## BEGIN DATASET EXTRACT
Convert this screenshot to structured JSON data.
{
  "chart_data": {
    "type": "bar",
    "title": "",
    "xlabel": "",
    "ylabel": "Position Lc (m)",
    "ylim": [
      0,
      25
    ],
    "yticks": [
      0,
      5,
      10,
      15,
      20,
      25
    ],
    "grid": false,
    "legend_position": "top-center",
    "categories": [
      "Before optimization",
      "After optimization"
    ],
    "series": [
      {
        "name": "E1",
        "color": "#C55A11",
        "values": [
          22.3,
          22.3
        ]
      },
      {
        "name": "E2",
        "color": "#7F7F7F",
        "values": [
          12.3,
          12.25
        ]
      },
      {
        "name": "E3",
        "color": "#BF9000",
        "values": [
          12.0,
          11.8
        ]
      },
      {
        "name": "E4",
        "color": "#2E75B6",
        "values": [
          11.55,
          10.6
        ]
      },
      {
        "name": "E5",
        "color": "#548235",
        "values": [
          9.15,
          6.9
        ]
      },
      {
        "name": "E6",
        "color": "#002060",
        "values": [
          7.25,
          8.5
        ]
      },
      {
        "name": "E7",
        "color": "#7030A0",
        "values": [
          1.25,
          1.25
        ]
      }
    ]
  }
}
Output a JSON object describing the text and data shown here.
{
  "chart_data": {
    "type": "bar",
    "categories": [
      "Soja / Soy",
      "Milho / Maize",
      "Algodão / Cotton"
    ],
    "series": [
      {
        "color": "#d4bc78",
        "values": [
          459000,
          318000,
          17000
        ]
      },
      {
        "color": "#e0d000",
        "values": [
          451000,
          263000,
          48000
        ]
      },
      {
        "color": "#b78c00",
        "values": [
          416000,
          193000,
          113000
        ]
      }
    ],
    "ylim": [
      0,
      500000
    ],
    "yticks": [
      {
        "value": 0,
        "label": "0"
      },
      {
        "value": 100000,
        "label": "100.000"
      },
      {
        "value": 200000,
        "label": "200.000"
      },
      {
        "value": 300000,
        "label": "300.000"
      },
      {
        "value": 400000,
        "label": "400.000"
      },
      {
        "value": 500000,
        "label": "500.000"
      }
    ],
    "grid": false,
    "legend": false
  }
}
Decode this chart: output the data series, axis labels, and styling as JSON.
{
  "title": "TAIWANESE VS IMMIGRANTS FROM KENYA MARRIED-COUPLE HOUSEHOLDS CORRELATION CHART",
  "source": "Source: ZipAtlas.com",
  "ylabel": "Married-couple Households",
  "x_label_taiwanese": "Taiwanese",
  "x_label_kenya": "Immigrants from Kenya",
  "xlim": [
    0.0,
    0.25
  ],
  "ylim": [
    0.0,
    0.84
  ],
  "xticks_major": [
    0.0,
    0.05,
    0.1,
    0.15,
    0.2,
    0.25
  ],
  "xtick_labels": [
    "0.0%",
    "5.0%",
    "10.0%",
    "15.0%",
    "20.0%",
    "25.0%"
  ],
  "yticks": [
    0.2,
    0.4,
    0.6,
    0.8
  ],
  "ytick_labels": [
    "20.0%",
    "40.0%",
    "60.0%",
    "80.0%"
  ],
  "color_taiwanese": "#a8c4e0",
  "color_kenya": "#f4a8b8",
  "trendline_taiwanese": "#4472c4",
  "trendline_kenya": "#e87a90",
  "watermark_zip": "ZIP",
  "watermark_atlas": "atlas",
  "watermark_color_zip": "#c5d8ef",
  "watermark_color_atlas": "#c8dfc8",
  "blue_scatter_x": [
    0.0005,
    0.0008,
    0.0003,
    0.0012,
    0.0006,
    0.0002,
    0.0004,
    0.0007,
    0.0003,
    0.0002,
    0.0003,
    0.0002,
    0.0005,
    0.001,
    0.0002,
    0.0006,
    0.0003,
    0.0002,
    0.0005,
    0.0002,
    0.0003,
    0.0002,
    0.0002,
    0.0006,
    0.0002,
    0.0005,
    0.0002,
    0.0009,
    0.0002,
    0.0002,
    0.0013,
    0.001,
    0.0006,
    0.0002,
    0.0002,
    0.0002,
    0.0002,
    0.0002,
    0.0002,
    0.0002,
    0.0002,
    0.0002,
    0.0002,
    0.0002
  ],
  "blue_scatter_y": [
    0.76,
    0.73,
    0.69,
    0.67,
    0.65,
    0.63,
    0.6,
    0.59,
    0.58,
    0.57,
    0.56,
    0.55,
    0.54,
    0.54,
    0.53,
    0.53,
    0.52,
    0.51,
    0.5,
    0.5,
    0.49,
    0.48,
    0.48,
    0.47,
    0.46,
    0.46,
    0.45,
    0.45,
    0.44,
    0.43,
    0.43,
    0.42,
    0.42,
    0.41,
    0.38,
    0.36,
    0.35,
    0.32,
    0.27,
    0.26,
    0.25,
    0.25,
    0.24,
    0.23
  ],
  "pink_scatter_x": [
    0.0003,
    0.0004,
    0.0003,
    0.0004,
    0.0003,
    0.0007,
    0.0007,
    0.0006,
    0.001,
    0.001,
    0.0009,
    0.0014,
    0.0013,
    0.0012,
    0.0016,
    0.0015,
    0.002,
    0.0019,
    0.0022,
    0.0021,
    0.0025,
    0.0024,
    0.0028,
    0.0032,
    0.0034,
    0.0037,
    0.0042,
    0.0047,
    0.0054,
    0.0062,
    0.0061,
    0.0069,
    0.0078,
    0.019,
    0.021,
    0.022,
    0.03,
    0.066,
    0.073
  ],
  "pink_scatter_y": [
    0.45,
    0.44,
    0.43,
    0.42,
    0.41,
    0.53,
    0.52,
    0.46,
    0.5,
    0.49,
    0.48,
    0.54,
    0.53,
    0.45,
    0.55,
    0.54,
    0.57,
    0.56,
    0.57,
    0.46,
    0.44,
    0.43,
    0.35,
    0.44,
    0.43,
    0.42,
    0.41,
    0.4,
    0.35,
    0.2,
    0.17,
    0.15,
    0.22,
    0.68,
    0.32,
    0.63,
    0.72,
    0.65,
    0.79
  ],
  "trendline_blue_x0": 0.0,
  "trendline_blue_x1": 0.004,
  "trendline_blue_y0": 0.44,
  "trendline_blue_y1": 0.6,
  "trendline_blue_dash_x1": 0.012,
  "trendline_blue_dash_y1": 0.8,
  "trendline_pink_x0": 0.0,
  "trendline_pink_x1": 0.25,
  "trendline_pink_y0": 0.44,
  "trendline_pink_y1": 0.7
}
## END DATASET EXTRACT
* WHAT YOU ARE ASKED TO DO
Each record above should be restated word for word.

* EXERCISE SOLUTION
Convert this screenshot to structured JSON data.
{
  "chart_data": {
    "type": "bar",
    "title": "",
    "xlabel": "",
    "ylabel": "Position Lc (m)",
    "ylim": [
      0,
      25
    ],
    "yticks": [
      0,
      5,
      10,
      15,
      20,
      25
    ],
    "grid": false,
    "legend_position": "top-center",
    "categories": [
      "Before optimization",
      "After optimization"
    ],
    "series": [
      {
        "name": "E1",
        "color": "#C55A11",
        "values": [
          22.3,
          22.3
        ]
      },
      {
        "name": "E2",
        "color": "#7F7F7F",
        "values": [
          12.3,
          12.25
        ]
      },
      {
        "name": "E3",
        "color": "#BF9000",
        "values": [
          12.0,
          11.8
        ]
      },
      {
        "name": "E4",
        "color": "#2E75B6",
        "values": [
          11.55,
          10.6
        ]
      },
      {
        "name": "E5",
        "color": "#548235",
        "values": [
          9.15,
          6.9
        ]
      },
      {
        "name": "E6",
        "color": "#002060",
        "values": [
          7.25,
          8.5
        ]
      },
      {
        "name": "E7",
        "color": "#7030A0",
        "values": [
          1.25,
          1.25
        ]
      }
    ]
  }
}
Output a JSON object describing the text and data shown here.
{
  "chart_data": {
    "type": "bar",
    "categories": [
      "Soja / Soy",
      "Milho / Maize",
      "Algodão / Cotton"
    ],
    "series": [
      {
        "color": "#d4bc78",
        "values": [
          459000,
          318000,
          17000
        ]
      },
      {
        "color": "#e0d000",
        "values": [
          451000,
          263000,
          48000
        ]
      },
      {
        "color": "#b78c00",
        "values": [
          416000,
          193000,
          113000
        ]
      }
    ],
    "ylim": [
      0,
      500000
    ],
    "yticks": [
      {
        "value": 0,
        "label": "0"
      },
      {
        "value": 100000,
        "label": "100.000"
      },
      {
        "value": 200000,
        "label": "200.000"
      },
      {
        "value": 300000,
        "label": "300.000"
      },
      {
        "value": 400000,
        "label": "400.000"
      },
      {
        "value": 500000,
        "label": "500.000"
      }
    ],
    "grid": false,
    "legend": false
  }
}
Decode this chart: output the data series, axis labels, and styling as JSON.
{
  "title": "TAIWANESE VS IMMIGRANTS FROM KENYA MARRIED-COUPLE HOUSEHOLDS CORRELATION CHART",
  "source": "Source: ZipAtlas.com",
  "ylabel": "Married-couple Households",
  "x_label_taiwanese": "Taiwanese",
  "x_label_kenya": "Immigrants from Kenya",
  "xlim": [
    0.0,
    0.25
  ],
  "ylim": [
    0.0,
    0.84
  ],
  "xticks_major": [
    0.0,
    0.05,
    0.1,
    0.15,
    0.2,
    0.25
  ],
  "xtick_labels": [
    "0.0%",
    "5.0%",
    "10.0%",
    "15.0%",
    "20.0%",
    "25.0%"
  ],
  "yticks": [
    0.2,
    0.4,
    0.6,
    0.8
  ],
  "ytick_labels": [
    "20.0%",
    "40.0%",
    "60.0%",
    "80.0%"
  ],
  "color_taiwanese": "#a8c4e0",
  "color_kenya": "#f4a8b8",
  "trendline_taiwanese": "#4472c4",
  "trendline_kenya": "#e87a90",
  "watermark_zip": "ZIP",
  "watermark_atlas": "atlas",
  "watermark_color_zip": "#c5d8ef",
  "watermark_color_atlas": "#c8dfc8",
  "blue_scatter_x": [
    0.0005,
    0.0008,
    0.0003,
    0.0012,
    0.0006,
    0.0002,
    0.0004,
    0.0007,
    0.0003,
    0.0002,
    0.0003,
    0.0002,
    0.0005,
    0.001,
    0.0002,
    0.0006,
    0.0003,
    0.0002,
    0.0005,
    0.0002,
    0.0003,
    0.0002,
    0.0002,
    0.0006,
    0.0002,
    0.0005,
    0.0002,
    0.0009,
    0.0002,
    0.0002,
    0.0013,
    0.001,
    0.0006,
    0.0002,
    0.0002,
    0.0002,
    0.0002,
    0.0002,
    0.0002,
    0.0002,
    0.0002,
    0.0002,
    0.0002,
    0.0002
  ],
  "blue_scatter_y": [
    0.76,
    0.73,
    0.69,
    0.67,
    0.65,
    0.63,
    0.6,
    0.59,
    0.58,
    0.57,
    0.56,
    0.55,
    0.54,
    0.54,
    0.53,
    0.53,
    0.52,
    0.51,
    0.5,
    0.5,
    0.49,
    0.48,
    0.48,
    0.47,
    0.46,
    0.46,
    0.45,
    0.45,
    0.44,
    0.43,
    0.43,
    0.42,
    0.42,
    0.41,
    0.38,
    0.36,
    0.35,
    0.32,
    0.27,
    0.26,
    0.25,
    0.25,
    0.24,
    0.23
  ],
  "pink_scatter_x": [
    0.0003,
    0.0004,
    0.0003,
    0.0004,
    0.0003,
    0.0007,
    0.0007,
    0.0006,
    0.001,
    0.001,
    0.0009,
    0.0014,
    0.0013,
    0.0012,
    0.0016,
    0.0015,
    0.002,
    0.0019,
    0.0022,
    0.0021,
    0.0025,
    0.0024,
    0.0028,
    0.0032,
    0.0034,
    0.0037,
    0.0042,
    0.0047,
    0.0054,
    0.0062,
    0.0061,
    0.0069,
    0.0078,
    0.019,
    0.021,
    0.022,
    0.03,
    0.066,
    0.073
  ],
  "pink_scatter_y": [
    0.45,
    0.44,
    0.43,
    0.42,
    0.41,
    0.53,
    0.52,
    0.46,
    0.5,
    0.49,
    0.48,
    0.54,
    0.53,
    0.45,
    0.55,
    0.54,
    0.57,
    0.56,
    0.57,
    0.46,
    0.44,
    0.43,
    0.35,
    0.44,
    0.43,
    0.42,
    0.41,
    0.4,
    0.35,
    0.2,
    0.17,
    0.15,
    0.22,
    0.68,
    0.32,
    0.63,
    0.72,
    0.65,
    0.79
  ],
  "trendline_blue_x0": 0.0,
  "trendline_blue_x1": 0.004,
  "trendline_blue_y0": 0.44,
  "trendline_blue_y1": 0.6,
  "trendline_blue_dash_x1": 0.012,
  "trendline_blue_dash_y1": 0.8,
  "trendline_pink_x0": 0.0,
  "trendline_pink_x1": 0.25,
  "trendline_pink_y0": 0.44,
  "trendline_pink_y1": 0.7
}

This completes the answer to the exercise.